— start of INPUT MATERIAL —

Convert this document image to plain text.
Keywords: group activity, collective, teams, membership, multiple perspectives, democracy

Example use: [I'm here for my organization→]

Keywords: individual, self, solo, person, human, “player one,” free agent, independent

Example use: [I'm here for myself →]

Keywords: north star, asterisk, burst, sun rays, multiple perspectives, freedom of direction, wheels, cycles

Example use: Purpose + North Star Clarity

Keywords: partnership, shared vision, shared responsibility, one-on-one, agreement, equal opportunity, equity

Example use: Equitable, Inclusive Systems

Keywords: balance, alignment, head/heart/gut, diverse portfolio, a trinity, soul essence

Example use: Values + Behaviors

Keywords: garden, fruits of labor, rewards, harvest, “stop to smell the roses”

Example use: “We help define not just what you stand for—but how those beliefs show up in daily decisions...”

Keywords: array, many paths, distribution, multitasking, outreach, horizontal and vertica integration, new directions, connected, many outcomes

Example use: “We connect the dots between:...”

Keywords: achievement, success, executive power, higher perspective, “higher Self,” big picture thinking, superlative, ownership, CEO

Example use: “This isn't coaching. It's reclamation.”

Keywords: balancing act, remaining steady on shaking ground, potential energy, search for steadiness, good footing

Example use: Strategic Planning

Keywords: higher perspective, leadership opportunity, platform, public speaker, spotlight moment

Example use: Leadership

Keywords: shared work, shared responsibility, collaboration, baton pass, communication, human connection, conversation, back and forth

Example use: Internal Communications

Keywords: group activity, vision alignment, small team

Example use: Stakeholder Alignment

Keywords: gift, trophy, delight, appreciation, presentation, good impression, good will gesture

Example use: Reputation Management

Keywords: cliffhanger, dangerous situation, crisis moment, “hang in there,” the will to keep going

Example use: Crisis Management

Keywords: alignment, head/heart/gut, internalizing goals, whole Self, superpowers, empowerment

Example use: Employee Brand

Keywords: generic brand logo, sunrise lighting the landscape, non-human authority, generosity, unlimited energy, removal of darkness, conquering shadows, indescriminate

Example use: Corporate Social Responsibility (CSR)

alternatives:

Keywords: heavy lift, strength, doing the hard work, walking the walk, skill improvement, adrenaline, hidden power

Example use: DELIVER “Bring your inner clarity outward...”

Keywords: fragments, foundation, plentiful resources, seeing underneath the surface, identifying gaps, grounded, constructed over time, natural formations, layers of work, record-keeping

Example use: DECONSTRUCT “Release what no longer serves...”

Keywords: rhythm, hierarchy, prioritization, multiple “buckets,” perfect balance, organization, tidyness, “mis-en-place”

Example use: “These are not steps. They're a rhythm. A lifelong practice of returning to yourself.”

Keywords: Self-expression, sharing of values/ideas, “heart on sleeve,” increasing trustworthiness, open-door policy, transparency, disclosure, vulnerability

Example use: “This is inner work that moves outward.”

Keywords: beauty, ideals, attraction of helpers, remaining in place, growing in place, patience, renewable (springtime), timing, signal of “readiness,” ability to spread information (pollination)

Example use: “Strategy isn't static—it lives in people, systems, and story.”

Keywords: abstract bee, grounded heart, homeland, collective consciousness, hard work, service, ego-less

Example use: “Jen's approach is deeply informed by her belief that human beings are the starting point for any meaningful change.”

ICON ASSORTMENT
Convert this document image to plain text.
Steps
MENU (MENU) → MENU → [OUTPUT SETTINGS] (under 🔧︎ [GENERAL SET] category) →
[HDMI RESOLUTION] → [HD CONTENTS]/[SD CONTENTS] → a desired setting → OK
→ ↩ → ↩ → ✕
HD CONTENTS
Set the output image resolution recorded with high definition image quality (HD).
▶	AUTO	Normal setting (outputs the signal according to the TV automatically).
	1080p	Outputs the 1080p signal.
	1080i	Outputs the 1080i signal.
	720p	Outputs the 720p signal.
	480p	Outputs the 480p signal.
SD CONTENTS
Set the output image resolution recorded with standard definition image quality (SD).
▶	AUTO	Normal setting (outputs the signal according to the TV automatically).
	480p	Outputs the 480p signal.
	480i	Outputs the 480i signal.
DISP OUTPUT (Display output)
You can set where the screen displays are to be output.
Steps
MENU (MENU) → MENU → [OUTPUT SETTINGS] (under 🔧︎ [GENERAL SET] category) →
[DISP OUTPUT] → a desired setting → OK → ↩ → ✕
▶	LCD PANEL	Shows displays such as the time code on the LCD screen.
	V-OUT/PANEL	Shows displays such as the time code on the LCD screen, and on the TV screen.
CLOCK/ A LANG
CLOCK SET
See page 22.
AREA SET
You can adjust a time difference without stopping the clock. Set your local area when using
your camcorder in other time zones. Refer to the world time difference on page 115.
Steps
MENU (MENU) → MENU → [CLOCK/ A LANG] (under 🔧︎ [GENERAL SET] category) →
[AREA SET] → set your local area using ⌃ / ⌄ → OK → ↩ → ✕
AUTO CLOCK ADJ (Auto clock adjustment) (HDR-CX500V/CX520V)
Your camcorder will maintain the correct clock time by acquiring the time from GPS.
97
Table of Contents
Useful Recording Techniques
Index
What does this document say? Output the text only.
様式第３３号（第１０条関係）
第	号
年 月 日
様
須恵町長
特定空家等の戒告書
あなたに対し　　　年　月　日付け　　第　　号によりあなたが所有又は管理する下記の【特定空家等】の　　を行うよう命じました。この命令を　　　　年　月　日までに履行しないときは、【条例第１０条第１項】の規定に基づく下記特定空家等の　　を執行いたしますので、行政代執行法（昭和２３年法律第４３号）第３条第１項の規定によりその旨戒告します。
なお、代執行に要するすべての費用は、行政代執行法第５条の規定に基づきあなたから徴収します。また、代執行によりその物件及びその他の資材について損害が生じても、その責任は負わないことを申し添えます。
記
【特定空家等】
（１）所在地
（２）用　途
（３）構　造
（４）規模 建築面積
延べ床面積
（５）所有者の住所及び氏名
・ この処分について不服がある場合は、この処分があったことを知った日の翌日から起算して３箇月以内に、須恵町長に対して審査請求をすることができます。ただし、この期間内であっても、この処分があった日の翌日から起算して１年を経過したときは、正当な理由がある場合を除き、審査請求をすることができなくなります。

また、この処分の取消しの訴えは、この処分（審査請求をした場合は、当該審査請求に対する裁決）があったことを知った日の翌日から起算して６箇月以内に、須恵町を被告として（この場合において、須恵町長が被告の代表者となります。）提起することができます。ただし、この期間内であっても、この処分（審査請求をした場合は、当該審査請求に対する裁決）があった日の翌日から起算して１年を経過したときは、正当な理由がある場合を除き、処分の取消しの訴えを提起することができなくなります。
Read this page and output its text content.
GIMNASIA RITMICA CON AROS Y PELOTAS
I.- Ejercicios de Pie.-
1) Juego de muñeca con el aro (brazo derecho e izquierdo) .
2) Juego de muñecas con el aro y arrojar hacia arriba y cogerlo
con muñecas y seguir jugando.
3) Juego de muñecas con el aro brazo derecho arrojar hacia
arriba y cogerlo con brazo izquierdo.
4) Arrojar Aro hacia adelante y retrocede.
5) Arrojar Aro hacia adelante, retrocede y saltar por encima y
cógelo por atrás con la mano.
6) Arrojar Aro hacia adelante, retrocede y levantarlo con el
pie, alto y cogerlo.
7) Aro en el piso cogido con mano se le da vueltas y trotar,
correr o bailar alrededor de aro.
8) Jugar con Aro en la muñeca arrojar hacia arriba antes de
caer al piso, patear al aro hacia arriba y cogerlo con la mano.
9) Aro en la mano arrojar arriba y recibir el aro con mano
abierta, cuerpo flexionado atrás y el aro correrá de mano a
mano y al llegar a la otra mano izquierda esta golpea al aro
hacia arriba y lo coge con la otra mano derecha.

— end of INPUT MATERIAL —

Every record should be repeated exactly; please leave none out.

Convert this document image to plain text.
Keywords: group activity, collective, teams, membership, multiple perspectives, democracy

Example use: [I'm here for my organization→]

Keywords: individual, self, solo, person, human, “player one,” free agent, independent

Example use: [I'm here for myself →]

Keywords: north star, asterisk, burst, sun rays, multiple perspectives, freedom of direction, wheels, cycles

Example use: Purpose + North Star Clarity

Keywords: partnership, shared vision, shared responsibility, one-on-one, agreement, equal opportunity, equity

Example use: Equitable, Inclusive Systems

Keywords: balance, alignment, head/heart/gut, diverse portfolio, a trinity, soul essence

Example use: Values + Behaviors

Keywords: garden, fruits of labor, rewards, harvest, “stop to smell the roses”

Example use: “We help define not just what you stand for—but how those beliefs show up in daily decisions...”

Keywords: array, many paths, distribution, multitasking, outreach, horizontal and vertica integration, new directions, connected, many outcomes

Example use: “We connect the dots between:...”

Keywords: achievement, success, executive power, higher perspective, “higher Self,” big picture thinking, superlative, ownership, CEO

Example use: “This isn't coaching. It's reclamation.”

Keywords: balancing act, remaining steady on shaking ground, potential energy, search for steadiness, good footing

Example use: Strategic Planning

Keywords: higher perspective, leadership opportunity, platform, public speaker, spotlight moment

Example use: Leadership

Keywords: shared work, shared responsibility, collaboration, baton pass, communication, human connection, conversation, back and forth

Example use: Internal Communications

Keywords: group activity, vision alignment, small team

Example use: Stakeholder Alignment

Keywords: gift, trophy, delight, appreciation, presentation, good impression, good will gesture

Example use: Reputation Management

Keywords: cliffhanger, dangerous situation, crisis moment, “hang in there,” the will to keep going

Example use: Crisis Management

Keywords: alignment, head/heart/gut, internalizing goals, whole Self, superpowers, empowerment

Example use: Employee Brand

Keywords: generic brand logo, sunrise lighting the landscape, non-human authority, generosity, unlimited energy, removal of darkness, conquering shadows, indescriminate

Example use: Corporate Social Responsibility (CSR)

alternatives:

Keywords: heavy lift, strength, doing the hard work, walking the walk, skill improvement, adrenaline, hidden power

Example use: DELIVER “Bring your inner clarity outward...”

Keywords: fragments, foundation, plentiful resources, seeing underneath the surface, identifying gaps, grounded, constructed over time, natural formations, layers of work, record-keeping

Example use: DECONSTRUCT “Release what no longer serves...”

Keywords: rhythm, hierarchy, prioritization, multiple “buckets,” perfect balance, organization, tidyness, “mis-en-place”

Example use: “These are not steps. They're a rhythm. A lifelong practice of returning to yourself.”

Keywords: Self-expression, sharing of values/ideas, “heart on sleeve,” increasing trustworthiness, open-door policy, transparency, disclosure, vulnerability

Example use: “This is inner work that moves outward.”

Keywords: beauty, ideals, attraction of helpers, remaining in place, growing in place, patience, renewable (springtime), timing, signal of “readiness,” ability to spread information (pollination)

Example use: “Strategy isn't static—it lives in people, systems, and story.”

Keywords: abstract bee, grounded heart, homeland, collective consciousness, hard work, service, ego-less

Example use: “Jen's approach is deeply informed by her belief that human beings are the starting point for any meaningful change.”

ICON ASSORTMENT
Convert this document image to plain text.
Steps
MENU (MENU) → MENU → [OUTPUT SETTINGS] (under 🔧︎ [GENERAL SET] category) →
[HDMI RESOLUTION] → [HD CONTENTS]/[SD CONTENTS] → a desired setting → OK
→ ↩ → ↩ → ✕
HD CONTENTS
Set the output image resolution recorded with high definition image quality (HD).
▶	AUTO	Normal setting (outputs the signal according to the TV automatically).
	1080p	Outputs the 1080p signal.
	1080i	Outputs the 1080i signal.
	720p	Outputs the 720p signal.
	480p	Outputs the 480p signal.
SD CONTENTS
Set the output image resolution recorded with standard definition image quality (SD).
▶	AUTO	Normal setting (outputs the signal according to the TV automatically).
	480p	Outputs the 480p signal.
	480i	Outputs the 480i signal.
DISP OUTPUT (Display output)
You can set where the screen displays are to be output.
Steps
MENU (MENU) → MENU → [OUTPUT SETTINGS] (under 🔧︎ [GENERAL SET] category) →
[DISP OUTPUT] → a desired setting → OK → ↩ → ✕
▶	LCD PANEL	Shows displays such as the time code on the LCD screen.
	V-OUT/PANEL	Shows displays such as the time code on the LCD screen, and on the TV screen.
CLOCK/ A LANG
CLOCK SET
See page 22.
AREA SET
You can adjust a time difference without stopping the clock. Set your local area when using
your camcorder in other time zones. Refer to the world time difference on page 115.
Steps
MENU (MENU) → MENU → [CLOCK/ A LANG] (under 🔧︎ [GENERAL SET] category) →
[AREA SET] → set your local area using ⌃ / ⌄ → OK → ↩ → ✕
AUTO CLOCK ADJ (Auto clock adjustment) (HDR-CX500V/CX520V)
Your camcorder will maintain the correct clock time by acquiring the time from GPS.
97
Table of Contents
Useful Recording Techniques
Index
What does this document say? Output the text only.
様式第３３号（第１０条関係）
第	号
年 月 日
様
須恵町長
特定空家等の戒告書
あなたに対し　　　年　月　日付け　　第　　号によりあなたが所有又は管理する下記の【特定空家等】の　　を行うよう命じました。この命令を　　　　年　月　日までに履行しないときは、【条例第１０条第１項】の規定に基づく下記特定空家等の　　を執行いたしますので、行政代執行法（昭和２３年法律第４３号）第３条第１項の規定によりその旨戒告します。
なお、代執行に要するすべての費用は、行政代執行法第５条の規定に基づきあなたから徴収します。また、代執行によりその物件及びその他の資材について損害が生じても、その責任は負わないことを申し添えます。
記
【特定空家等】
（１）所在地
（２）用　途
（３）構　造
（４）規模 建築面積
延べ床面積
（５）所有者の住所及び氏名
・ この処分について不服がある場合は、この処分があったことを知った日の翌日から起算して３箇月以内に、須恵町長に対して審査請求をすることができます。ただし、この期間内であっても、この処分があった日の翌日から起算して１年を経過したときは、正当な理由がある場合を除き、審査請求をすることができなくなります。

また、この処分の取消しの訴えは、この処分（審査請求をした場合は、当該審査請求に対する裁決）があったことを知った日の翌日から起算して６箇月以内に、須恵町を被告として（この場合において、須恵町長が被告の代表者となります。）提起することができます。ただし、この期間内であっても、この処分（審査請求をした場合は、当該審査請求に対する裁決）があった日の翌日から起算して１年を経過したときは、正当な理由がある場合を除き、処分の取消しの訴えを提起することができなくなります。
Read this page and output its text content.
GIMNASIA RITMICA CON AROS Y PELOTAS
I.- Ejercicios de Pie.-
1) Juego de muñeca con el aro (brazo derecho e izquierdo) .
2) Juego de muñecas con el aro y arrojar hacia arriba y cogerlo
con muñecas y seguir jugando.
3) Juego de muñecas con el aro brazo derecho arrojar hacia
arriba y cogerlo con brazo izquierdo.
4) Arrojar Aro hacia adelante y retrocede.
5) Arrojar Aro hacia adelante, retrocede y saltar por encima y
cógelo por atrás con la mano.
6) Arrojar Aro hacia adelante, retrocede y levantarlo con el
pie, alto y cogerlo.
7) Aro en el piso cogido con mano se le da vueltas y trotar,
correr o bailar alrededor de aro.
8) Jugar con Aro en la muñeca arrojar hacia arriba antes de
caer al piso, patear al aro hacia arriba y cogerlo con la mano.
9) Aro en la mano arrojar arriba y recibir el aro con mano
abierta, cuerpo flexionado atrás y el aro correrá de mano a
mano y al llegar a la otra mano izquierda esta golpea al aro
hacia arriba y lo coge con la otra mano derecha.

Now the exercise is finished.